(Element placement data)
◇ ◇ ◇ ◇ ◇ ◇ ◇
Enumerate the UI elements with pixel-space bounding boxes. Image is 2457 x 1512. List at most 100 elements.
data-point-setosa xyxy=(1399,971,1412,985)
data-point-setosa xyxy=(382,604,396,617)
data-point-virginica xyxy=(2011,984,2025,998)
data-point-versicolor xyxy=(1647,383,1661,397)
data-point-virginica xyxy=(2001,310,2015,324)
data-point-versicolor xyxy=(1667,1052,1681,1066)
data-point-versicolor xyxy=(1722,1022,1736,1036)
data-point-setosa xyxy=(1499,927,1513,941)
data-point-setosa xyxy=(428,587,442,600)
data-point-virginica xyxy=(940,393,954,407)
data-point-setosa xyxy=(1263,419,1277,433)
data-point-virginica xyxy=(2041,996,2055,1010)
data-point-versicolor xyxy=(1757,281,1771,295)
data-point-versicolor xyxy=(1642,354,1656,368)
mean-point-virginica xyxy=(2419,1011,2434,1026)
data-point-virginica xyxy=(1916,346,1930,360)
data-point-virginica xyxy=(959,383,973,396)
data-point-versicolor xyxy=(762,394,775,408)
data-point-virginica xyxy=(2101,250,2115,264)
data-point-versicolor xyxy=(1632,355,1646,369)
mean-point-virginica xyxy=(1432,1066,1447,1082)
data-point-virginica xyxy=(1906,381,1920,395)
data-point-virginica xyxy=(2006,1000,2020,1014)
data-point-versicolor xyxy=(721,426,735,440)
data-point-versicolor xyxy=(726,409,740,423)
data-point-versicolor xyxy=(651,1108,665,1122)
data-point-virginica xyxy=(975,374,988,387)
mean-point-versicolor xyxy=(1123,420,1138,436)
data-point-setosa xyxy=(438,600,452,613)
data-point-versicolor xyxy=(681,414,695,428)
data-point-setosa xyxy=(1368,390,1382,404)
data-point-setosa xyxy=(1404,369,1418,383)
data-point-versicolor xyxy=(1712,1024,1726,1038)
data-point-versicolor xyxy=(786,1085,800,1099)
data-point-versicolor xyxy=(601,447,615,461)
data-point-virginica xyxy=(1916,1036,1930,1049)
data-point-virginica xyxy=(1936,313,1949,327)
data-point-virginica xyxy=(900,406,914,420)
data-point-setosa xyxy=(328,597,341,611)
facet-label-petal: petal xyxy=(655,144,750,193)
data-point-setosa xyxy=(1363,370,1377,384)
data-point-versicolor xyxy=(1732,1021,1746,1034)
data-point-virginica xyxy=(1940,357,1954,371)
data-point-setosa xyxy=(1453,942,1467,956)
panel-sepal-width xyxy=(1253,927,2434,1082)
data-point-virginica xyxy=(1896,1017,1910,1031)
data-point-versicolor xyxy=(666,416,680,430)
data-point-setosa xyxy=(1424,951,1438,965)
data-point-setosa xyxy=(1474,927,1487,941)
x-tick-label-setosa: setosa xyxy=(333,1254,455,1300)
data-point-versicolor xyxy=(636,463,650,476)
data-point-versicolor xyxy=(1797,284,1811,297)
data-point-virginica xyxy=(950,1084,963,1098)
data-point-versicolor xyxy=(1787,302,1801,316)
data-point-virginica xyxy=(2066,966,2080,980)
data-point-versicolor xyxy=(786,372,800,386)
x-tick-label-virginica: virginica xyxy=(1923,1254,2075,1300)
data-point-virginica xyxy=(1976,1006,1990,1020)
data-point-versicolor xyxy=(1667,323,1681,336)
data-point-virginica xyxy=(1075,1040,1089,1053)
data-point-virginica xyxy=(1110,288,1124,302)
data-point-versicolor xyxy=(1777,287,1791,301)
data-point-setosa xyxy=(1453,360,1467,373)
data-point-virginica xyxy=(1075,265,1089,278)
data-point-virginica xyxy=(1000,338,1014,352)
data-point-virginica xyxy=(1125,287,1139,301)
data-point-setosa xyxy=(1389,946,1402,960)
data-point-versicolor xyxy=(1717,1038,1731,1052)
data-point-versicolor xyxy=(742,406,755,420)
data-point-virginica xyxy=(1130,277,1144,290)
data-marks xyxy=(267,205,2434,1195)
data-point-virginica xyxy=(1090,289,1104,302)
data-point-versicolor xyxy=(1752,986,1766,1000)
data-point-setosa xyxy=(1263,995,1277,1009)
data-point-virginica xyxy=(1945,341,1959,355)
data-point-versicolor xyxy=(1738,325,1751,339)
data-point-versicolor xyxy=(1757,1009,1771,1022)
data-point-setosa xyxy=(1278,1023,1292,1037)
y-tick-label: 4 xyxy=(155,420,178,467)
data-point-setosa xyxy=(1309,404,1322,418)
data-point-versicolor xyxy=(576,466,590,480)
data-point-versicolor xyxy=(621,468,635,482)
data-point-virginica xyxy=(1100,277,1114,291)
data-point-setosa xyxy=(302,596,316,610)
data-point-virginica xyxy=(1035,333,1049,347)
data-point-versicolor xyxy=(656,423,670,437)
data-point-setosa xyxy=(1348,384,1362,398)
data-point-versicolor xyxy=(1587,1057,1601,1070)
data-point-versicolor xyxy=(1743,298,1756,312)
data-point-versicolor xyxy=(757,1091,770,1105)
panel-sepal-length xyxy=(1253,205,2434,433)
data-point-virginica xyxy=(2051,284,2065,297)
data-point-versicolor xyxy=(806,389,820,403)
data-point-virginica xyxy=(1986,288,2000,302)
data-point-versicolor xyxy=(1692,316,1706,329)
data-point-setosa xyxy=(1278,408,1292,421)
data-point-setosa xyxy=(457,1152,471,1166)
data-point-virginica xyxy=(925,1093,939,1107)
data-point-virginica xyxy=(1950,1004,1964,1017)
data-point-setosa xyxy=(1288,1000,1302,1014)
◇ ◇ ◇ ◇ ◇ ◇ ◇
### Task details
Copy these lines word for word, covering all the items.

### Task output
Enumerate the UI elements with pixel-space bounding boxes. Image is 2457 x 1512. List at most 100 elements.
data-point-setosa xyxy=(1399,971,1412,985)
data-point-setosa xyxy=(382,604,396,617)
data-point-virginica xyxy=(2011,984,2025,998)
data-point-versicolor xyxy=(1647,383,1661,397)
data-point-virginica xyxy=(2001,310,2015,324)
data-point-versicolor xyxy=(1667,1052,1681,1066)
data-point-versicolor xyxy=(1722,1022,1736,1036)
data-point-setosa xyxy=(1499,927,1513,941)
data-point-setosa xyxy=(428,587,442,600)
data-point-virginica xyxy=(940,393,954,407)
data-point-setosa xyxy=(1263,419,1277,433)
data-point-virginica xyxy=(2041,996,2055,1010)
data-point-versicolor xyxy=(1757,281,1771,295)
data-point-versicolor xyxy=(1642,354,1656,368)
mean-point-virginica xyxy=(2419,1011,2434,1026)
data-point-virginica xyxy=(1916,346,1930,360)
data-point-virginica xyxy=(959,383,973,396)
data-point-versicolor xyxy=(762,394,775,408)
data-point-virginica xyxy=(2101,250,2115,264)
data-point-versicolor xyxy=(1632,355,1646,369)
mean-point-virginica xyxy=(1432,1066,1447,1082)
data-point-virginica xyxy=(1906,381,1920,395)
data-point-virginica xyxy=(2006,1000,2020,1014)
data-point-versicolor xyxy=(721,426,735,440)
data-point-versicolor xyxy=(726,409,740,423)
data-point-versicolor xyxy=(651,1108,665,1122)
data-point-virginica xyxy=(975,374,988,387)
mean-point-versicolor xyxy=(1123,420,1138,436)
data-point-setosa xyxy=(438,600,452,613)
data-point-versicolor xyxy=(681,414,695,428)
data-point-setosa xyxy=(1368,390,1382,404)
data-point-setosa xyxy=(1404,369,1418,383)
data-point-versicolor xyxy=(1712,1024,1726,1038)
data-point-versicolor xyxy=(786,1085,800,1099)
data-point-versicolor xyxy=(601,447,615,461)
data-point-virginica xyxy=(1916,1036,1930,1049)
data-point-virginica xyxy=(1936,313,1949,327)
data-point-virginica xyxy=(900,406,914,420)
data-point-setosa xyxy=(328,597,341,611)
facet-label-petal: petal xyxy=(655,144,750,193)
data-point-setosa xyxy=(1363,370,1377,384)
data-point-versicolor xyxy=(1732,1021,1746,1034)
data-point-virginica xyxy=(1940,357,1954,371)
data-point-setosa xyxy=(1453,942,1467,956)
panel-sepal-width xyxy=(1253,927,2434,1082)
data-point-virginica xyxy=(1896,1017,1910,1031)
data-point-versicolor xyxy=(666,416,680,430)
data-point-setosa xyxy=(1424,951,1438,965)
data-point-setosa xyxy=(1474,927,1487,941)
x-tick-label-setosa: setosa xyxy=(333,1254,455,1300)
data-point-versicolor xyxy=(636,463,650,476)
data-point-versicolor xyxy=(1797,284,1811,297)
data-point-virginica xyxy=(950,1084,963,1098)
data-point-versicolor xyxy=(1787,302,1801,316)
data-point-virginica xyxy=(2066,966,2080,980)
data-point-versicolor xyxy=(786,372,800,386)
x-tick-label-virginica: virginica xyxy=(1923,1254,2075,1300)
data-point-virginica xyxy=(1976,1006,1990,1020)
data-point-versicolor xyxy=(1667,323,1681,336)
data-point-virginica xyxy=(1075,1040,1089,1053)
data-point-virginica xyxy=(1110,288,1124,302)
data-point-versicolor xyxy=(1777,287,1791,301)
data-point-setosa xyxy=(1453,360,1467,373)
data-point-virginica xyxy=(1075,265,1089,278)
data-point-virginica xyxy=(1000,338,1014,352)
data-point-virginica xyxy=(1125,287,1139,301)
data-point-setosa xyxy=(1389,946,1402,960)
data-point-versicolor xyxy=(1717,1038,1731,1052)
data-point-versicolor xyxy=(742,406,755,420)
data-point-virginica xyxy=(1130,277,1144,290)
data-marks xyxy=(267,205,2434,1195)
data-point-virginica xyxy=(1090,289,1104,302)
data-point-versicolor xyxy=(1752,986,1766,1000)
data-point-setosa xyxy=(1263,995,1277,1009)
data-point-virginica xyxy=(1945,341,1959,355)
data-point-versicolor xyxy=(1738,325,1751,339)
data-point-versicolor xyxy=(1757,1009,1771,1022)
data-point-setosa xyxy=(1278,1023,1292,1037)
y-tick-label: 4 xyxy=(155,420,178,467)
data-point-setosa xyxy=(1309,404,1322,418)
data-point-versicolor xyxy=(576,466,590,480)
data-point-versicolor xyxy=(621,468,635,482)
data-point-virginica xyxy=(1100,277,1114,291)
data-point-setosa xyxy=(302,596,316,610)
data-point-virginica xyxy=(1035,333,1049,347)
data-point-versicolor xyxy=(656,423,670,437)
data-point-setosa xyxy=(1348,384,1362,398)
data-point-versicolor xyxy=(1587,1057,1601,1070)
data-point-versicolor xyxy=(1743,298,1756,312)
data-point-versicolor xyxy=(757,1091,770,1105)
panel-sepal-length xyxy=(1253,205,2434,433)
data-point-virginica xyxy=(2051,284,2065,297)
data-point-versicolor xyxy=(806,389,820,403)
data-point-virginica xyxy=(1986,288,2000,302)
data-point-versicolor xyxy=(1692,316,1706,329)
data-point-setosa xyxy=(1278,408,1292,421)
data-point-setosa xyxy=(457,1152,471,1166)
data-point-virginica xyxy=(925,1093,939,1107)
data-point-virginica xyxy=(1950,1004,1964,1017)
data-point-setosa xyxy=(1288,1000,1302,1014)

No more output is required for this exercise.